# Stated task
Review the listing and copy each line that holds the word "What".

# Excerpted data

------------------------------------------------------------------------

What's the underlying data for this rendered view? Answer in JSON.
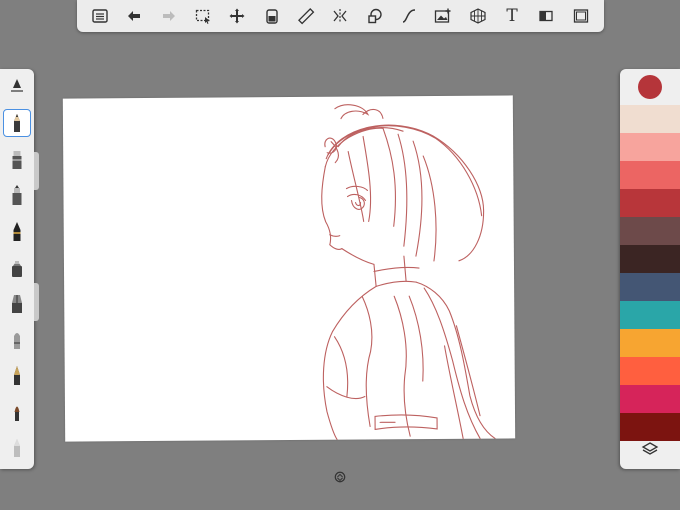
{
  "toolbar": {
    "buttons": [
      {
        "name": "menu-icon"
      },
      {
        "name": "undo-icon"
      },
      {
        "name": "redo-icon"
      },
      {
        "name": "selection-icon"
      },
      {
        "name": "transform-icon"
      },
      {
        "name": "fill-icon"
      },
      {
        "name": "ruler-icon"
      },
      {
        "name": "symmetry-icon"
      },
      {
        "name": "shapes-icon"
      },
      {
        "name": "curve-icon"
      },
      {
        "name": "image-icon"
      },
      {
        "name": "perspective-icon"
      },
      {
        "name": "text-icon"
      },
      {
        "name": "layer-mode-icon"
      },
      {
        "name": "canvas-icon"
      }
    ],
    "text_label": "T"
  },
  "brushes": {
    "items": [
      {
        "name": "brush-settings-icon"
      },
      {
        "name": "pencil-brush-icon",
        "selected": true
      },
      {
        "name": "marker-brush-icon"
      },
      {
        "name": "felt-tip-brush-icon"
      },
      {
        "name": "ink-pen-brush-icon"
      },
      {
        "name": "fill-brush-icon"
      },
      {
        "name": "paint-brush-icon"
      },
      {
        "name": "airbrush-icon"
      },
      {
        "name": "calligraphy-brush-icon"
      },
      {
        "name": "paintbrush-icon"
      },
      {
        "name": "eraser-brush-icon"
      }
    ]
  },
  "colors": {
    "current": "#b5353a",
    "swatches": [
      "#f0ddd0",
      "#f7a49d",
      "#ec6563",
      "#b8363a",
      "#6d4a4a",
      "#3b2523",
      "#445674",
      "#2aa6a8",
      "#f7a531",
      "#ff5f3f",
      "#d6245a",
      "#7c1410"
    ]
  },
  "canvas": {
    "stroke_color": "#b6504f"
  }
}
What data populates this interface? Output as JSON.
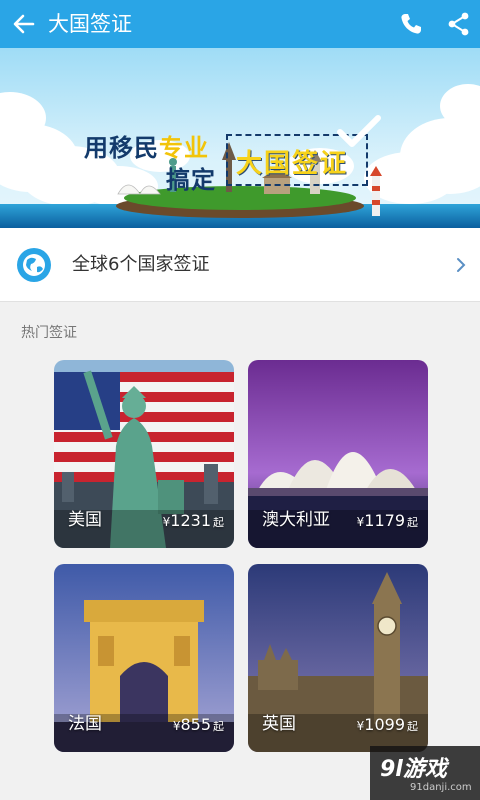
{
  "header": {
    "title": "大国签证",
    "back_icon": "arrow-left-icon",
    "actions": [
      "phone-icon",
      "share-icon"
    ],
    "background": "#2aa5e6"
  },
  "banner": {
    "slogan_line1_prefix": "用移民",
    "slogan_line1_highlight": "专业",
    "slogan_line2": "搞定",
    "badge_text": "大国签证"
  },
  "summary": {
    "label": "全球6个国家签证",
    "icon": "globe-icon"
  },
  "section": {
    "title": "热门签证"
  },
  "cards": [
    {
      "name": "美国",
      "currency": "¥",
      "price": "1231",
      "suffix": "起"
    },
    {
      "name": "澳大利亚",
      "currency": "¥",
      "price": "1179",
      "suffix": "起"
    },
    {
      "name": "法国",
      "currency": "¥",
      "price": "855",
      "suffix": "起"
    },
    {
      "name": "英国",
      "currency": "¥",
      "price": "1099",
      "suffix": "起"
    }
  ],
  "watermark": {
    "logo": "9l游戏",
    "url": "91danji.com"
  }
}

------------------------------------------------------------------------

# Written response
What's the underlying data for this rendered view? Answer in JSON.
What data populates this interface? Output as JSON.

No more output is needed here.